▶ [Direction]: Repeat the whole listing exactly as written.

═══

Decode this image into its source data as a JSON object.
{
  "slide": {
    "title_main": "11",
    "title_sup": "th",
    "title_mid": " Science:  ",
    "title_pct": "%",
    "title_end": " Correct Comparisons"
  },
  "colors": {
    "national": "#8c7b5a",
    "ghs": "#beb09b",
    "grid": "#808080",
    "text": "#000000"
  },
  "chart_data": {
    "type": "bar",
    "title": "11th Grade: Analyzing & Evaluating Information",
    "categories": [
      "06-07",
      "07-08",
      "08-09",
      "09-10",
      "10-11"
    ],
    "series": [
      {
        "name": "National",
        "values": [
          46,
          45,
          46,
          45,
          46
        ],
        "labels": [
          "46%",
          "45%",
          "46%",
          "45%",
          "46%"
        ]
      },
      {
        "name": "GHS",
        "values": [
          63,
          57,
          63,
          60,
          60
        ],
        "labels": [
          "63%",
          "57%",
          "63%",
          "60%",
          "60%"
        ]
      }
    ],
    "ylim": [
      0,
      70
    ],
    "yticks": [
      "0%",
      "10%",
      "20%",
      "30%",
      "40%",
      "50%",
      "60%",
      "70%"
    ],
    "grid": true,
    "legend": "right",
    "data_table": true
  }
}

═══

▶ [Solution to this exercise]:
Decode this image into its source data as a JSON object.
{
  "slide": {
    "title_main": "11",
    "title_sup": "th",
    "title_mid": " Science:  ",
    "title_pct": "%",
    "title_end": " Correct Comparisons"
  },
  "colors": {
    "national": "#8c7b5a",
    "ghs": "#beb09b",
    "grid": "#808080",
    "text": "#000000"
  },
  "chart_data": {
    "type": "bar",
    "title": "11th Grade: Analyzing & Evaluating Information",
    "categories": [
      "06-07",
      "07-08",
      "08-09",
      "09-10",
      "10-11"
    ],
    "series": [
      {
        "name": "National",
        "values": [
          46,
          45,
          46,
          45,
          46
        ],
        "labels": [
          "46%",
          "45%",
          "46%",
          "45%",
          "46%"
        ]
      },
      {
        "name": "GHS",
        "values": [
          63,
          57,
          63,
          60,
          60
        ],
        "labels": [
          "63%",
          "57%",
          "63%",
          "60%",
          "60%"
        ]
      }
    ],
    "ylim": [
      0,
      70
    ],
    "yticks": [
      "0%",
      "10%",
      "20%",
      "30%",
      "40%",
      "50%",
      "60%",
      "70%"
    ],
    "grid": true,
    "legend": "right",
    "data_table": true
  }
}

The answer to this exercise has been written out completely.